## Direction
Return all entries precisely as they stand, without the images.

## The records

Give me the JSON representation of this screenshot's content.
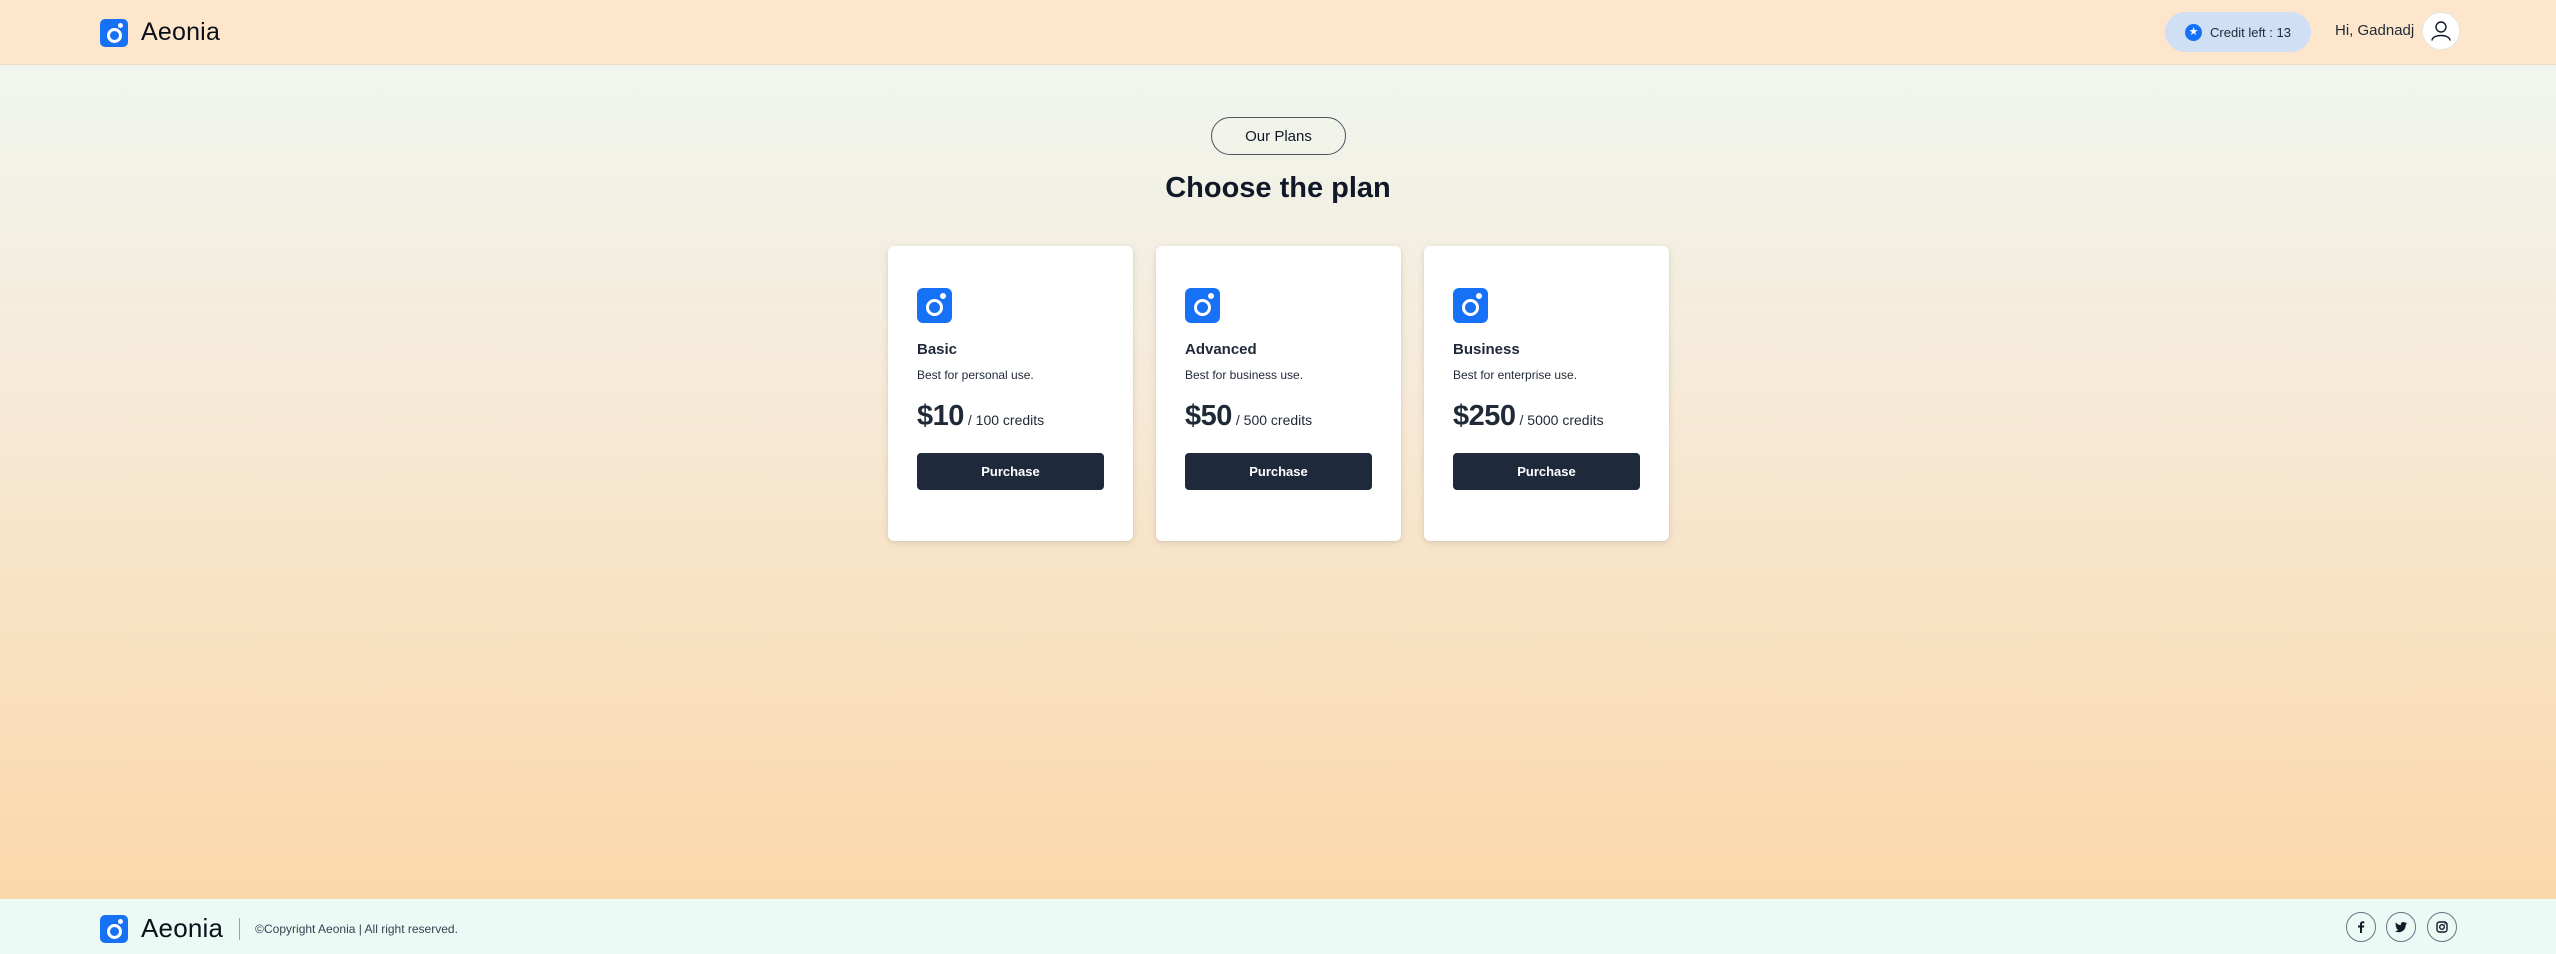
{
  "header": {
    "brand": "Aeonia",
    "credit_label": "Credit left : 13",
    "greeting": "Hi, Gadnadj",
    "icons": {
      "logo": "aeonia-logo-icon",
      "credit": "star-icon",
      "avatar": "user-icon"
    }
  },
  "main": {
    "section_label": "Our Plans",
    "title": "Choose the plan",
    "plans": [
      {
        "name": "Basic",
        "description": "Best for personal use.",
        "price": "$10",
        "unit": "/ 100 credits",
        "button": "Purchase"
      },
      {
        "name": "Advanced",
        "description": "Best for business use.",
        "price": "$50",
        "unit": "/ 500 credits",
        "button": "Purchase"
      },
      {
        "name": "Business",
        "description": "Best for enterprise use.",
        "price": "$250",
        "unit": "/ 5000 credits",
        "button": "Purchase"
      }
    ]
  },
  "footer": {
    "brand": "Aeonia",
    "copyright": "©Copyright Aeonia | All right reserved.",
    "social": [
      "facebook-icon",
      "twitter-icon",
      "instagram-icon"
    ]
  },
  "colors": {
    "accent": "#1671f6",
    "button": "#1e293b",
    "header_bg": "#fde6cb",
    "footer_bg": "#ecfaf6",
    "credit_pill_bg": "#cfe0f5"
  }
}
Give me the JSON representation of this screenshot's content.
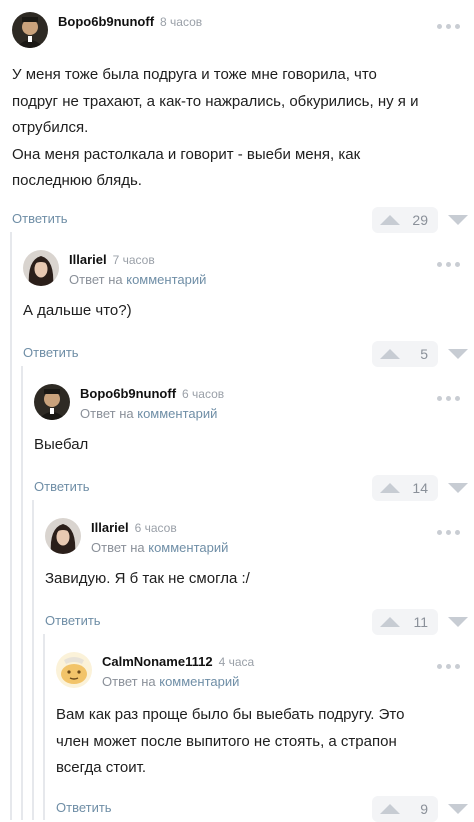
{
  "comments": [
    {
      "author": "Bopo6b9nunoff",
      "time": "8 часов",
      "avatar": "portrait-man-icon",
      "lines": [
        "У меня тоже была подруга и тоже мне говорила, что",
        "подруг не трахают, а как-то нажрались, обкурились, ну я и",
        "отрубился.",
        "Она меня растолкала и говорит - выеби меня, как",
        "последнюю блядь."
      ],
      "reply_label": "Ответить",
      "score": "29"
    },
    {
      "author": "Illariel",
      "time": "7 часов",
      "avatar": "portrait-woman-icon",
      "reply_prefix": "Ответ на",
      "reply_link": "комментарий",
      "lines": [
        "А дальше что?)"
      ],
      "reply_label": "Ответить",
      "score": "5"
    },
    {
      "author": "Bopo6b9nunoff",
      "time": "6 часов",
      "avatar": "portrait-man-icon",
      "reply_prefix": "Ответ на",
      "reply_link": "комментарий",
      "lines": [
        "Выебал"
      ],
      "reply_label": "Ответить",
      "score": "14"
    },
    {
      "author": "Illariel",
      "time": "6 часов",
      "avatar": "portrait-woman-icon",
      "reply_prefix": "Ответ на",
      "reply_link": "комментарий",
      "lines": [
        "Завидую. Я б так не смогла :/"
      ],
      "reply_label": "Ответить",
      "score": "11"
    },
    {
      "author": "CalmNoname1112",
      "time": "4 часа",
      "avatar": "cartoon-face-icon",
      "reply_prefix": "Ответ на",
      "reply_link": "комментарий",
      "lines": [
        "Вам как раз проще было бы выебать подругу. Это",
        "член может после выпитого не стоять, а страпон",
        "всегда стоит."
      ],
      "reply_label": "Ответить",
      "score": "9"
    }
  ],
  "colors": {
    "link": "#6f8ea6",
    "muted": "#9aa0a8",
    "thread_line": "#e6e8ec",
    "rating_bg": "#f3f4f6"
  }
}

## Task solution
Give me the JSON representation of this screenshot's content.
{
  "header": {
    "brand": "Aeonia",
    "credit_label": "Credit left : 13",
    "greeting": "Hi, Gadnadj",
    "icons": {
      "logo": "aeonia-logo-icon",
      "credit": "star-icon",
      "avatar": "user-icon"
    }
  },
  "main": {
    "section_label": "Our Plans",
    "title": "Choose the plan",
    "plans": [
      {
        "name": "Basic",
        "description": "Best for personal use.",
        "price": "$10",
        "unit": "/ 100 credits",
        "button": "Purchase"
      },
      {
        "name": "Advanced",
        "description": "Best for business use.",
        "price": "$50",
        "unit": "/ 500 credits",
        "button": "Purchase"
      },
      {
        "name": "Business",
        "description": "Best for enterprise use.",
        "price": "$250",
        "unit": "/ 5000 credits",
        "button": "Purchase"
      }
    ]
  },
  "footer": {
    "brand": "Aeonia",
    "copyright": "©Copyright Aeonia | All right reserved.",
    "social": [
      "facebook-icon",
      "twitter-icon",
      "instagram-icon"
    ]
  },
  "colors": {
    "accent": "#1671f6",
    "button": "#1e293b",
    "header_bg": "#fde6cb",
    "footer_bg": "#ecfaf6",
    "credit_pill_bg": "#cfe0f5"
  }
}
Give me the JSON representation of this screenshot's content.
{
  "comments": [
    {
      "author": "Bopo6b9nunoff",
      "time": "8 часов",
      "avatar": "portrait-man-icon",
      "lines": [
        "У меня тоже была подруга и тоже мне говорила, что",
        "подруг не трахают, а как-то нажрались, обкурились, ну я и",
        "отрубился.",
        "Она меня растолкала и говорит - выеби меня, как",
        "последнюю блядь."
      ],
      "reply_label": "Ответить",
      "score": "29"
    },
    {
      "author": "Illariel",
      "time": "7 часов",
      "avatar": "portrait-woman-icon",
      "reply_prefix": "Ответ на",
      "reply_link": "комментарий",
      "lines": [
        "А дальше что?)"
      ],
      "reply_label": "Ответить",
      "score": "5"
    },
    {
      "author": "Bopo6b9nunoff",
      "time": "6 часов",
      "avatar": "portrait-man-icon",
      "reply_prefix": "Ответ на",
      "reply_link": "комментарий",
      "lines": [
        "Выебал"
      ],
      "reply_label": "Ответить",
      "score": "14"
    },
    {
      "author": "Illariel",
      "time": "6 часов",
      "avatar": "portrait-woman-icon",
      "reply_prefix": "Ответ на",
      "reply_link": "комментарий",
      "lines": [
        "Завидую. Я б так не смогла :/"
      ],
      "reply_label": "Ответить",
      "score": "11"
    },
    {
      "author": "CalmNoname1112",
      "time": "4 часа",
      "avatar": "cartoon-face-icon",
      "reply_prefix": "Ответ на",
      "reply_link": "комментарий",
      "lines": [
        "Вам как раз проще было бы выебать подругу. Это",
        "член может после выпитого не стоять, а страпон",
        "всегда стоит."
      ],
      "reply_label": "Ответить",
      "score": "9"
    }
  ],
  "colors": {
    "link": "#6f8ea6",
    "muted": "#9aa0a8",
    "thread_line": "#e6e8ec",
    "rating_bg": "#f3f4f6"
  }
}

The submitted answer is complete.